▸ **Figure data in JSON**
>> START
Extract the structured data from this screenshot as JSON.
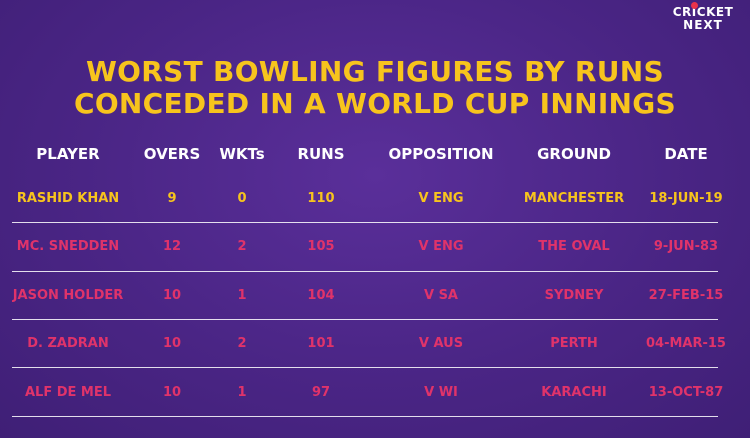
{
  "logo": {
    "line1": "CRICKET",
    "line2": "NEXT"
  },
  "title": {
    "line1": "WORST BOWLING FIGURES BY RUNS",
    "line2": "CONCEDED IN A WORLD CUP INNINGS"
  },
  "table": {
    "headers": [
      "PLAYER",
      "OVERS",
      "WKTs",
      "RUNS",
      "OPPOSITION",
      "GROUND",
      "DATE"
    ],
    "rows": [
      [
        "RASHID KHAN",
        "9",
        "0",
        "110",
        "V ENG",
        "MANCHESTER",
        "18-JUN-19"
      ],
      [
        "MC. SNEDDEN",
        "12",
        "2",
        "105",
        "V ENG",
        "THE OVAL",
        "9-JUN-83"
      ],
      [
        "JASON HOLDER",
        "10",
        "1",
        "104",
        "V SA",
        "SYDNEY",
        "27-FEB-15"
      ],
      [
        "D. ZADRAN",
        "10",
        "2",
        "101",
        "V AUS",
        "PERTH",
        "04-MAR-15"
      ],
      [
        "ALF DE MEL",
        "10",
        "1",
        "97",
        "V WI",
        "KARACHI",
        "13-OCT-87"
      ]
    ]
  },
  "colors": {
    "background": "#4a2585",
    "title": "#f7c41d",
    "highlight_row": "#f7c41d",
    "row_text": "#e0336a",
    "header_text": "#ffffff",
    "logo_dot": "#e8324a"
  }
}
>> END
▸ **The problem**
Tally up how many lines in the preceding listing contain the word "RUNS". Give nothing but the number.

▸ **Final result**
2